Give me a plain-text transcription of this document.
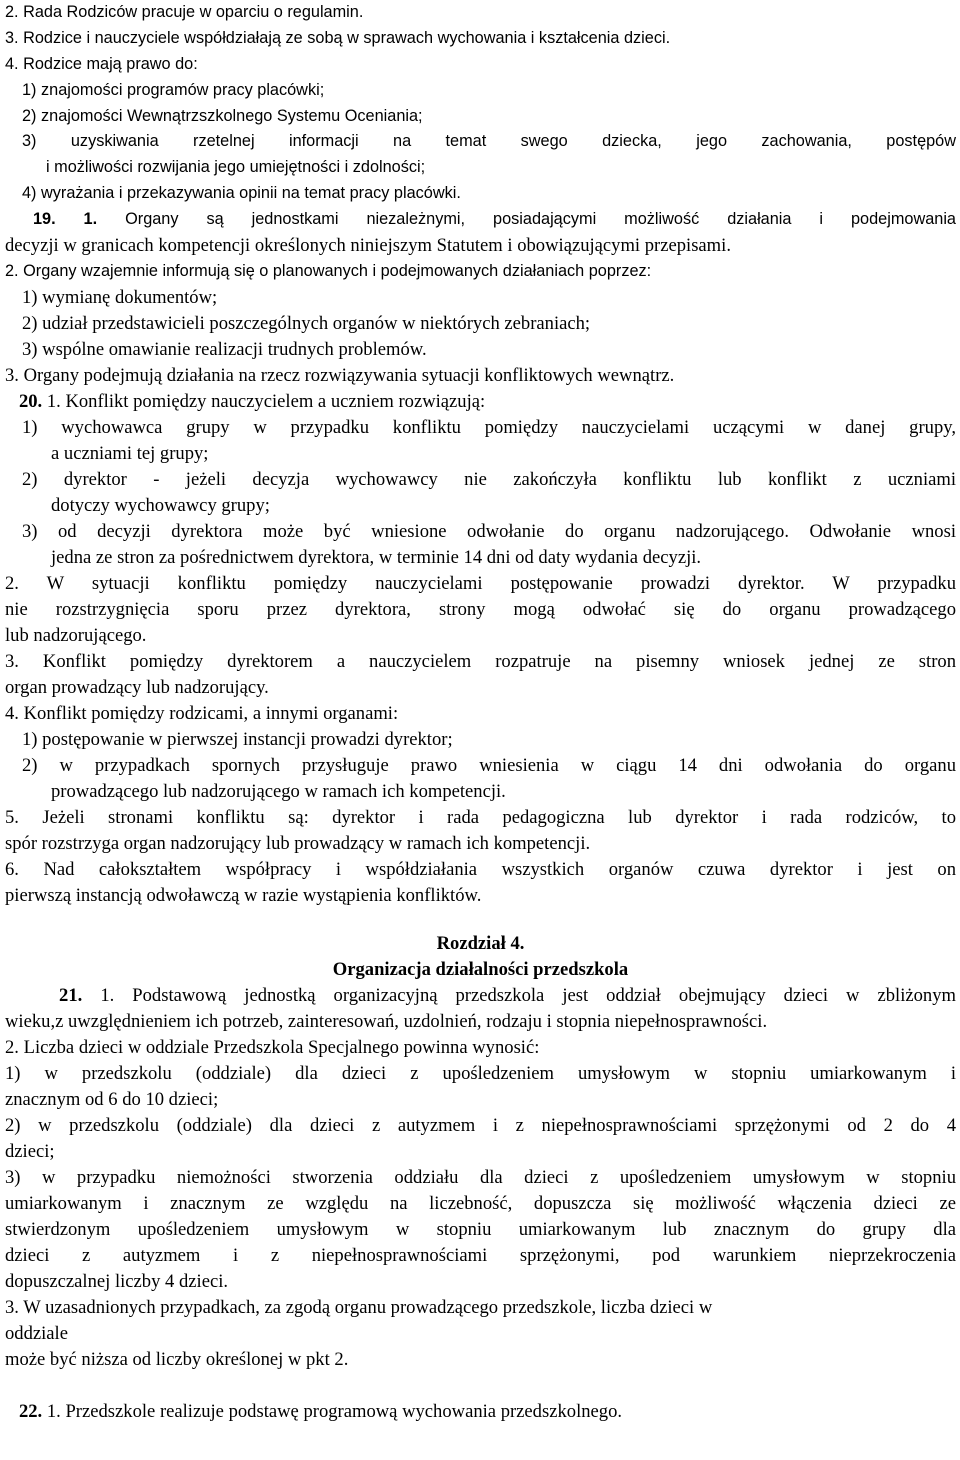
2. Rada Rodziców pracuje w oparciu o regulamin.
3. Rodzice i nauczyciele współdziałają ze sobą w sprawach wychowania i kształcenia dzieci.
4. Rodzice mają prawo do:
1) znajomości programów pracy placówki;
2) znajomości Wewnątrzszkolnego Systemu Oceniania;
3) uzyskiwania rzetelnej informacji na temat swego dziecka, jego zachowania, postępów
i możliwości rozwijania jego umiejętności i zdolności;
4) wyrażania i przekazywania opinii na temat pracy placówki.
19. 1. Organy są jednostkami niezależnymi, posiadającymi możliwość działania i podejmowania
decyzji w granicach kompetencji określonych niniejszym Statutem i obowiązującymi przepisami.
2. Organy wzajemnie informują się o planowanych i podejmowanych działaniach poprzez:
1) wymianę dokumentów;
2) udział przedstawicieli poszczególnych organów w niektórych zebraniach;
3) wspólne omawianie realizacji trudnych problemów.
3. Organy podejmują działania na rzecz rozwiązywania sytuacji konfliktowych wewnątrz.
20. 1. Konflikt pomiędzy nauczycielem a uczniem rozwiązują:
1) wychowawca grupy w przypadku konfliktu pomiędzy nauczycielami uczącymi w danej grupy,
a uczniami tej grupy;
2) dyrektor - jeżeli decyzja wychowawcy nie zakończyła konfliktu lub konflikt z uczniami
dotyczy wychowawcy grupy;
3) od decyzji dyrektora może być wniesione odwołanie do organu nadzorującego. Odwołanie wnosi
jedna ze stron za pośrednictwem dyrektora, w terminie 14 dni od daty wydania decyzji.
2. W sytuacji konfliktu pomiędzy nauczycielami postępowanie prowadzi dyrektor. W przypadku
nie rozstrzygnięcia sporu przez dyrektora, strony mogą odwołać się do organu prowadzącego
lub nadzorującego.
3. Konflikt pomiędzy dyrektorem a nauczycielem rozpatruje na pisemny wniosek jednej ze stron
organ prowadzący lub nadzorujący.
4. Konflikt pomiędzy rodzicami, a innymi organami:
1) postępowanie w pierwszej instancji prowadzi dyrektor;
2) w przypadkach spornych przysługuje prawo wniesienia w ciągu 14 dni odwołania do organu
prowadzącego lub nadzorującego w ramach ich kompetencji.
5. Jeżeli stronami konfliktu są: dyrektor i rada pedagogiczna lub dyrektor i rada rodziców, to
spór rozstrzyga organ nadzorujący lub prowadzący w ramach ich kompetencji.
6. Nad całokształtem współpracy i współdziałania wszystkich organów czuwa dyrektor i jest on
pierwszą instancją odwoławczą w razie wystąpienia konfliktów.
Rozdział 4.
Organizacja działalności przedszkola
21. 1. Podstawową jednostką organizacyjną przedszkola jest oddział obejmujący dzieci w zbliżonym
wieku,z uwzględnieniem ich potrzeb, zainteresowań, uzdolnień, rodzaju i stopnia niepełnosprawności.
2. Liczba dzieci w oddziale Przedszkola Specjalnego powinna wynosić:
1) w przedszkolu (oddziale) dla dzieci z upośledzeniem umysłowym w stopniu umiarkowanym i
znacznym od 6 do 10 dzieci;
2) w przedszkolu (oddziale) dla dzieci z autyzmem i z niepełnosprawnościami sprzężonymi od 2 do 4
dzieci;
3) w przypadku niemożności stworzenia oddziału dla dzieci z upośledzeniem umysłowym w stopniu
umiarkowanym i znacznym ze względu na liczebność, dopuszcza się możliwość włączenia dzieci ze
stwierdzonym upośledzeniem umysłowym w stopniu umiarkowanym lub znacznym do grupy dla
dzieci z autyzmem i z niepełnosprawnościami sprzężonymi, pod warunkiem nieprzekroczenia
dopuszczalnej liczby 4 dzieci.
3. W uzasadnionych przypadkach, za zgodą organu prowadzącego przedszkole, liczba dzieci w
oddziale
może być niższa od liczby określonej w pkt 2.
22. 1. Przedszkole realizuje podstawę programową wychowania przedszkolnego.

Exercise brief
Copy each line of the records precisely and drop any images they hold.

Correct answer
Give me a plain-text transcription of this document.
2. Rada Rodziców pracuje w oparciu o regulamin.
3. Rodzice i nauczyciele współdziałają ze sobą w sprawach wychowania i kształcenia dzieci.
4. Rodzice mają prawo do:
1) znajomości programów pracy placówki;
2) znajomości Wewnątrzszkolnego Systemu Oceniania;
3) uzyskiwania rzetelnej informacji na temat swego dziecka, jego zachowania, postępów
i możliwości rozwijania jego umiejętności i zdolności;
4) wyrażania i przekazywania opinii na temat pracy placówki.
19. 1. Organy są jednostkami niezależnymi, posiadającymi możliwość działania i podejmowania
decyzji w granicach kompetencji określonych niniejszym Statutem i obowiązującymi przepisami.
2. Organy wzajemnie informują się o planowanych i podejmowanych działaniach poprzez:
1) wymianę dokumentów;
2) udział przedstawicieli poszczególnych organów w niektórych zebraniach;
3) wspólne omawianie realizacji trudnych problemów.
3. Organy podejmują działania na rzecz rozwiązywania sytuacji konfliktowych wewnątrz.
20. 1. Konflikt pomiędzy nauczycielem a uczniem rozwiązują:
1) wychowawca grupy w przypadku konfliktu pomiędzy nauczycielami uczącymi w danej grupy,
a uczniami tej grupy;
2) dyrektor - jeżeli decyzja wychowawcy nie zakończyła konfliktu lub konflikt z uczniami
dotyczy wychowawcy grupy;
3) od decyzji dyrektora może być wniesione odwołanie do organu nadzorującego. Odwołanie wnosi
jedna ze stron za pośrednictwem dyrektora, w terminie 14 dni od daty wydania decyzji.
2. W sytuacji konfliktu pomiędzy nauczycielami postępowanie prowadzi dyrektor. W przypadku
nie rozstrzygnięcia sporu przez dyrektora, strony mogą odwołać się do organu prowadzącego
lub nadzorującego.
3. Konflikt pomiędzy dyrektorem a nauczycielem rozpatruje na pisemny wniosek jednej ze stron
organ prowadzący lub nadzorujący.
4. Konflikt pomiędzy rodzicami, a innymi organami:
1) postępowanie w pierwszej instancji prowadzi dyrektor;
2) w przypadkach spornych przysługuje prawo wniesienia w ciągu 14 dni odwołania do organu
prowadzącego lub nadzorującego w ramach ich kompetencji.
5. Jeżeli stronami konfliktu są: dyrektor i rada pedagogiczna lub dyrektor i rada rodziców, to
spór rozstrzyga organ nadzorujący lub prowadzący w ramach ich kompetencji.
6. Nad całokształtem współpracy i współdziałania wszystkich organów czuwa dyrektor i jest on
pierwszą instancją odwoławczą w razie wystąpienia konfliktów.
Rozdział 4.
Organizacja działalności przedszkola
21. 1. Podstawową jednostką organizacyjną przedszkola jest oddział obejmujący dzieci w zbliżonym
wieku,z uwzględnieniem ich potrzeb, zainteresowań, uzdolnień, rodzaju i stopnia niepełnosprawności.
2. Liczba dzieci w oddziale Przedszkola Specjalnego powinna wynosić:
1) w przedszkolu (oddziale) dla dzieci z upośledzeniem umysłowym w stopniu umiarkowanym i
znacznym od 6 do 10 dzieci;
2) w przedszkolu (oddziale) dla dzieci z autyzmem i z niepełnosprawnościami sprzężonymi od 2 do 4
dzieci;
3) w przypadku niemożności stworzenia oddziału dla dzieci z upośledzeniem umysłowym w stopniu
umiarkowanym i znacznym ze względu na liczebność, dopuszcza się możliwość włączenia dzieci ze
stwierdzonym upośledzeniem umysłowym w stopniu umiarkowanym lub znacznym do grupy dla
dzieci z autyzmem i z niepełnosprawnościami sprzężonymi, pod warunkiem nieprzekroczenia
dopuszczalnej liczby 4 dzieci.
3. W uzasadnionych przypadkach, za zgodą organu prowadzącego przedszkole, liczba dzieci w
oddziale
może być niższa od liczby określonej w pkt 2.
22. 1. Przedszkole realizuje podstawę programową wychowania przedszkolnego.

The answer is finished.